Aim of the task: Beginning at the line that contains "Type out the text in this image." and ending at the last line of the entries, write out each line exactly; include nothing outside that span.

Material shown:

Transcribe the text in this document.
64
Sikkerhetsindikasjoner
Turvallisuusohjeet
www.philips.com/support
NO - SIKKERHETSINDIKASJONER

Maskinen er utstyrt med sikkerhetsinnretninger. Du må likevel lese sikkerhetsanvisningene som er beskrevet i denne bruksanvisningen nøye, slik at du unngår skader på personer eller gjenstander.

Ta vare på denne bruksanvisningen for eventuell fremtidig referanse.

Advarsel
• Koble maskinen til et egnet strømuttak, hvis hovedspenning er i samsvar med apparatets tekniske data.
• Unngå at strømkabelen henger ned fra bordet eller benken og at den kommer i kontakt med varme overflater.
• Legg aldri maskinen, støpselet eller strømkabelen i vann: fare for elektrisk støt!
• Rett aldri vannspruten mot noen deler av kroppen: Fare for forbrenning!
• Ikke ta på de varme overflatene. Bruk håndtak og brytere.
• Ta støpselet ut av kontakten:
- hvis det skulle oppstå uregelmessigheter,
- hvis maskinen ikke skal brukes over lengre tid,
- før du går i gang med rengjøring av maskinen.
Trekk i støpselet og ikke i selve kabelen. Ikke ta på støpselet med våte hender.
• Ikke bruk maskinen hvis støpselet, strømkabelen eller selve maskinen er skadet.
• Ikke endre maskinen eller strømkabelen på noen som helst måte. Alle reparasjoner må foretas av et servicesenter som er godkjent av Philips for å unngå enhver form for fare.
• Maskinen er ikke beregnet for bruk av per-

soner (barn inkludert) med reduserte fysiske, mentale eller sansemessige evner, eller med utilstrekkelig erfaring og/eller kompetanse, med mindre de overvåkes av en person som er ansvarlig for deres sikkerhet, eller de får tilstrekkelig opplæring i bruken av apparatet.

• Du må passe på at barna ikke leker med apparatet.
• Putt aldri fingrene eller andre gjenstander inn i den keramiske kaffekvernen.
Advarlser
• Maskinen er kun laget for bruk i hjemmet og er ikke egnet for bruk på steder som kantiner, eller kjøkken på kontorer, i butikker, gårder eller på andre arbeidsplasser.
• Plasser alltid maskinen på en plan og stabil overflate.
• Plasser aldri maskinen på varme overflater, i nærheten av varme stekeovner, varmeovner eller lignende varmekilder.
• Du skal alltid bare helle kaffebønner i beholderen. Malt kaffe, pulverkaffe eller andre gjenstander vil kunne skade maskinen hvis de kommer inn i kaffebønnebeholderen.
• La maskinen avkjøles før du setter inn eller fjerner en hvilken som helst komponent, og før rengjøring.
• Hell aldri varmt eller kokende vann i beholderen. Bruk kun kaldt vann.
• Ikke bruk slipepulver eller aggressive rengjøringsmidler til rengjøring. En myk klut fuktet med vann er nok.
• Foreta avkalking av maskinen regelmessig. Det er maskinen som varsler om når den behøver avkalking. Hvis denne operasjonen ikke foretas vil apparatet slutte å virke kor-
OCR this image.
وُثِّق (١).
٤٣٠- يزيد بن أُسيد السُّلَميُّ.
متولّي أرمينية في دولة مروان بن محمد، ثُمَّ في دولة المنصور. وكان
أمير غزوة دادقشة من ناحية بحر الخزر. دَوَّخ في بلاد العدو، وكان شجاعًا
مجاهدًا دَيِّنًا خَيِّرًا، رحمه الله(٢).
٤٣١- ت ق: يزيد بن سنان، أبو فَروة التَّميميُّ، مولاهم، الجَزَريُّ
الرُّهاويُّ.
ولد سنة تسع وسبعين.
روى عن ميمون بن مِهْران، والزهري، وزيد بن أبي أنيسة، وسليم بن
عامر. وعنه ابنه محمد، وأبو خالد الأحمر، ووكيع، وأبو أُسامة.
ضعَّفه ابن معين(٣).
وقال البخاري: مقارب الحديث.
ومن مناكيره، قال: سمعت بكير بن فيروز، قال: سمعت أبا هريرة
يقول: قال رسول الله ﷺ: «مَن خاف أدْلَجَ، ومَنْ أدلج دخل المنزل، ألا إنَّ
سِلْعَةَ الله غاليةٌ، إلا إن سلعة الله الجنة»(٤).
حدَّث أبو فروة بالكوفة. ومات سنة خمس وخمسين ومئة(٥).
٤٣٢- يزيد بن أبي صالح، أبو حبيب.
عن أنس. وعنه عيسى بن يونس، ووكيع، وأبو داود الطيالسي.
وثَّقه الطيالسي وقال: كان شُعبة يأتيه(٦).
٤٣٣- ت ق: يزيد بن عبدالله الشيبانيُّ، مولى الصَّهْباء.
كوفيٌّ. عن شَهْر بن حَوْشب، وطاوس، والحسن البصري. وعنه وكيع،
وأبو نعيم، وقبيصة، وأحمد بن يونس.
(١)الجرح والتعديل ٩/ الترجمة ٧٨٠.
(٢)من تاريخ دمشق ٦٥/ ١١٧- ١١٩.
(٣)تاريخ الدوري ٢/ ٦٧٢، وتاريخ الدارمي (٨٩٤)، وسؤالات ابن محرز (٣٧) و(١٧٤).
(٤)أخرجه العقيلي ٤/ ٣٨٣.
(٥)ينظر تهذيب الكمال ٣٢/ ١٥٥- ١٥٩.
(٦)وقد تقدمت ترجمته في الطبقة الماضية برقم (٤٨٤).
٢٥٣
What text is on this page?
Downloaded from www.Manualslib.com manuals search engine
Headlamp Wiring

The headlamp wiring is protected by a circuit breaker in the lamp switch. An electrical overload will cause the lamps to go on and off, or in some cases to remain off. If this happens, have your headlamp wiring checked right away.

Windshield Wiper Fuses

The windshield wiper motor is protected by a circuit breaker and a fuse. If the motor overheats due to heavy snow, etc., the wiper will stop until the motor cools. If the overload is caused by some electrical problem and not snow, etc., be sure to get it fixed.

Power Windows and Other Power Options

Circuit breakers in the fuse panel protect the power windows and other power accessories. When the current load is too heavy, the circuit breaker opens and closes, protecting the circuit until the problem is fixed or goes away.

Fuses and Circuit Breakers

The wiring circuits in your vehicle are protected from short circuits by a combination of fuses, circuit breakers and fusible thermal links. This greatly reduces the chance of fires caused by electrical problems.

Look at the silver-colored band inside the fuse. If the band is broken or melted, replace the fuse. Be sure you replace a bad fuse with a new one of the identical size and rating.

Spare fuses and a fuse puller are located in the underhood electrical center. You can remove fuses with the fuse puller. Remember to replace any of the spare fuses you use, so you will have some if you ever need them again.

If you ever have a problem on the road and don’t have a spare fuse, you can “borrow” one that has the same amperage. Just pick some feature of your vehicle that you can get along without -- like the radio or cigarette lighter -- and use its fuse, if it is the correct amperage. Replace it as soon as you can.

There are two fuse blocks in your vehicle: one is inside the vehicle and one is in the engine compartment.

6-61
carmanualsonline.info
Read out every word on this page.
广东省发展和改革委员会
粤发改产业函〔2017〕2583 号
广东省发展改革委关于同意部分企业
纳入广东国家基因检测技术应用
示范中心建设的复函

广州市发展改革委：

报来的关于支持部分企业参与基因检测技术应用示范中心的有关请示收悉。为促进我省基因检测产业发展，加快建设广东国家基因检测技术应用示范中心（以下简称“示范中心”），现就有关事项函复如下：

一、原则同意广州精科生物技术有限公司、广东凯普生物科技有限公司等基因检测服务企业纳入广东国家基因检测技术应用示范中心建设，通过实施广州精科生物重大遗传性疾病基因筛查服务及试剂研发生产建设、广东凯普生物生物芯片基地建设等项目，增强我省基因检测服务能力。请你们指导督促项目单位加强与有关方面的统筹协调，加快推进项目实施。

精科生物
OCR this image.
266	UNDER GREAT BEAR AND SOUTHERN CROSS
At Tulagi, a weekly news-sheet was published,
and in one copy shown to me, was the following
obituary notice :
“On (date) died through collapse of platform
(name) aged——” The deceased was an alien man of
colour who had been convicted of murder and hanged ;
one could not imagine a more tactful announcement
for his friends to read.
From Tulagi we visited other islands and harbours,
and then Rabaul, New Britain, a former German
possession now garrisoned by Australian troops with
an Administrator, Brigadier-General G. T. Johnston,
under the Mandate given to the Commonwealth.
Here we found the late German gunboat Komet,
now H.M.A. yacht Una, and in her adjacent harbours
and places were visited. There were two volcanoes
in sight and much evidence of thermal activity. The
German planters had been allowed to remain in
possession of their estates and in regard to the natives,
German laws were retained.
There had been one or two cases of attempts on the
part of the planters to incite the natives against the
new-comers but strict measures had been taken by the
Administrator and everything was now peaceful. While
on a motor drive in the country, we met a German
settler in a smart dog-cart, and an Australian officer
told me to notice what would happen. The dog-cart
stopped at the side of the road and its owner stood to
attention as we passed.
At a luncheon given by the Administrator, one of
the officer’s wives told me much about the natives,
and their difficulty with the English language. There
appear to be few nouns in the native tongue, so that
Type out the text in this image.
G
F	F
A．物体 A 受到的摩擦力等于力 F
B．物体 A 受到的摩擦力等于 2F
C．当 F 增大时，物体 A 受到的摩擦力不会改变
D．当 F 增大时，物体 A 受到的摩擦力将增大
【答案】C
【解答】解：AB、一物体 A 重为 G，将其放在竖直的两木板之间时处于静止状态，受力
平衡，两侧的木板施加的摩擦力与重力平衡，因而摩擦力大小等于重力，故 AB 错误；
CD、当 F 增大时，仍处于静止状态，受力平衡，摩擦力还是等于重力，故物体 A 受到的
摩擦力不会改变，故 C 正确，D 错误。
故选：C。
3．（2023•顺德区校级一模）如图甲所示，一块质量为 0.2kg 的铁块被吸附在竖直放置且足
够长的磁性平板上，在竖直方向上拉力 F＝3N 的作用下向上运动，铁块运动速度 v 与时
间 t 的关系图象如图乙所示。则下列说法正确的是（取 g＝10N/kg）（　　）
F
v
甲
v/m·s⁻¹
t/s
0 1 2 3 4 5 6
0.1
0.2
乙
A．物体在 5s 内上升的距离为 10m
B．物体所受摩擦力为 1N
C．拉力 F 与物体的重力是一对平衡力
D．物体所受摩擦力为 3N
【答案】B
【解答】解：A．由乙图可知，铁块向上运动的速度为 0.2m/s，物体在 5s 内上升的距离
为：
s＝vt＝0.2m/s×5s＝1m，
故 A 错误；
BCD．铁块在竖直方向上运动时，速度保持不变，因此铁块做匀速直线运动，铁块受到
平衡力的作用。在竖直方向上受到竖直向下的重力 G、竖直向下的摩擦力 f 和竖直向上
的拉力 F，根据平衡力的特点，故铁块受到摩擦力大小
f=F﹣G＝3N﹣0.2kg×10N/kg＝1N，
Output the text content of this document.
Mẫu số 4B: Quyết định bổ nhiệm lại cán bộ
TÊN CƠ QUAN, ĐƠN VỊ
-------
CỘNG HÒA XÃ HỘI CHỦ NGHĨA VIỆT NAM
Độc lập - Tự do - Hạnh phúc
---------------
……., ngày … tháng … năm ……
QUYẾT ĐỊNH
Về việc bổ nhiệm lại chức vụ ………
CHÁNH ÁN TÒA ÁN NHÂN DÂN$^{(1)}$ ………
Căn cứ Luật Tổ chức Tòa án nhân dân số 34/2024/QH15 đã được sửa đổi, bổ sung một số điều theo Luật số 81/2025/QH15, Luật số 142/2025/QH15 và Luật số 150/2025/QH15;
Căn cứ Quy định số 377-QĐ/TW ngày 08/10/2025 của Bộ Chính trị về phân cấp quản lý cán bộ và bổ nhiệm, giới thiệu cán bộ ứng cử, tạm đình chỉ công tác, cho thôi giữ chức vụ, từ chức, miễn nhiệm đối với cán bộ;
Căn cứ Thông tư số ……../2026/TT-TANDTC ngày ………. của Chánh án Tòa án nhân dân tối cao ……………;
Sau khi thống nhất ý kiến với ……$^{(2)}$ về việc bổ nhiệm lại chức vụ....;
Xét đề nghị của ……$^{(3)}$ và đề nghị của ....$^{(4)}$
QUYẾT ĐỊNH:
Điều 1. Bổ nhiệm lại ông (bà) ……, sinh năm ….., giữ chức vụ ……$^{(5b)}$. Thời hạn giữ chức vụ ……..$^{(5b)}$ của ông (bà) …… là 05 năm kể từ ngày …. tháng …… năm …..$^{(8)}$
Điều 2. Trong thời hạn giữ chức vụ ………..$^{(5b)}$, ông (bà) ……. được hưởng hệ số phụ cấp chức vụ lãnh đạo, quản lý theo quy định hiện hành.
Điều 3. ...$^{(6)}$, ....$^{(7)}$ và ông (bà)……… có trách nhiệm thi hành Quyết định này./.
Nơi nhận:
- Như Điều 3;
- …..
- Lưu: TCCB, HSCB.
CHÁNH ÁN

Solution for this task:
Type out the text in this image.
G
F	F
A．物体 A 受到的摩擦力等于力 F
B．物体 A 受到的摩擦力等于 2F
C．当 F 增大时，物体 A 受到的摩擦力不会改变
D．当 F 增大时，物体 A 受到的摩擦力将增大
【答案】C
【解答】解：AB、一物体 A 重为 G，将其放在竖直的两木板之间时处于静止状态，受力
平衡，两侧的木板施加的摩擦力与重力平衡，因而摩擦力大小等于重力，故 AB 错误；
CD、当 F 增大时，仍处于静止状态，受力平衡，摩擦力还是等于重力，故物体 A 受到的
摩擦力不会改变，故 C 正确，D 错误。
故选：C。
3．（2023•顺德区校级一模）如图甲所示，一块质量为 0.2kg 的铁块被吸附在竖直放置且足
够长的磁性平板上，在竖直方向上拉力 F＝3N 的作用下向上运动，铁块运动速度 v 与时
间 t 的关系图象如图乙所示。则下列说法正确的是（取 g＝10N/kg）（　　）
F
v
甲
v/m·s⁻¹
t/s
0 1 2 3 4 5 6
0.1
0.2
乙
A．物体在 5s 内上升的距离为 10m
B．物体所受摩擦力为 1N
C．拉力 F 与物体的重力是一对平衡力
D．物体所受摩擦力为 3N
【答案】B
【解答】解：A．由乙图可知，铁块向上运动的速度为 0.2m/s，物体在 5s 内上升的距离
为：
s＝vt＝0.2m/s×5s＝1m，
故 A 错误；
BCD．铁块在竖直方向上运动时，速度保持不变，因此铁块做匀速直线运动，铁块受到
平衡力的作用。在竖直方向上受到竖直向下的重力 G、竖直向下的摩擦力 f 和竖直向上
的拉力 F，根据平衡力的特点，故铁块受到摩擦力大小
f=F﹣G＝3N﹣0.2kg×10N/kg＝1N，
Output the text content of this document.
Mẫu số 4B: Quyết định bổ nhiệm lại cán bộ
TÊN CƠ QUAN, ĐƠN VỊ
-------
CỘNG HÒA XÃ HỘI CHỦ NGHĨA VIỆT NAM
Độc lập - Tự do - Hạnh phúc
---------------
……., ngày … tháng … năm ……
QUYẾT ĐỊNH
Về việc bổ nhiệm lại chức vụ ………
CHÁNH ÁN TÒA ÁN NHÂN DÂN$^{(1)}$ ………
Căn cứ Luật Tổ chức Tòa án nhân dân số 34/2024/QH15 đã được sửa đổi, bổ sung một số điều theo Luật số 81/2025/QH15, Luật số 142/2025/QH15 và Luật số 150/2025/QH15;
Căn cứ Quy định số 377-QĐ/TW ngày 08/10/2025 của Bộ Chính trị về phân cấp quản lý cán bộ và bổ nhiệm, giới thiệu cán bộ ứng cử, tạm đình chỉ công tác, cho thôi giữ chức vụ, từ chức, miễn nhiệm đối với cán bộ;
Căn cứ Thông tư số ……../2026/TT-TANDTC ngày ………. của Chánh án Tòa án nhân dân tối cao ……………;
Sau khi thống nhất ý kiến với ……$^{(2)}$ về việc bổ nhiệm lại chức vụ....;
Xét đề nghị của ……$^{(3)}$ và đề nghị của ....$^{(4)}$
QUYẾT ĐỊNH:
Điều 1. Bổ nhiệm lại ông (bà) ……, sinh năm ….., giữ chức vụ ……$^{(5b)}$. Thời hạn giữ chức vụ ……..$^{(5b)}$ của ông (bà) …… là 05 năm kể từ ngày …. tháng …… năm …..$^{(8)}$
Điều 2. Trong thời hạn giữ chức vụ ………..$^{(5b)}$, ông (bà) ……. được hưởng hệ số phụ cấp chức vụ lãnh đạo, quản lý theo quy định hiện hành.
Điều 3. ...$^{(6)}$, ....$^{(7)}$ và ông (bà)……… có trách nhiệm thi hành Quyết định này./.
Nơi nhận:
- Như Điều 3;
- …..
- Lưu: TCCB, HSCB.
CHÁNH ÁN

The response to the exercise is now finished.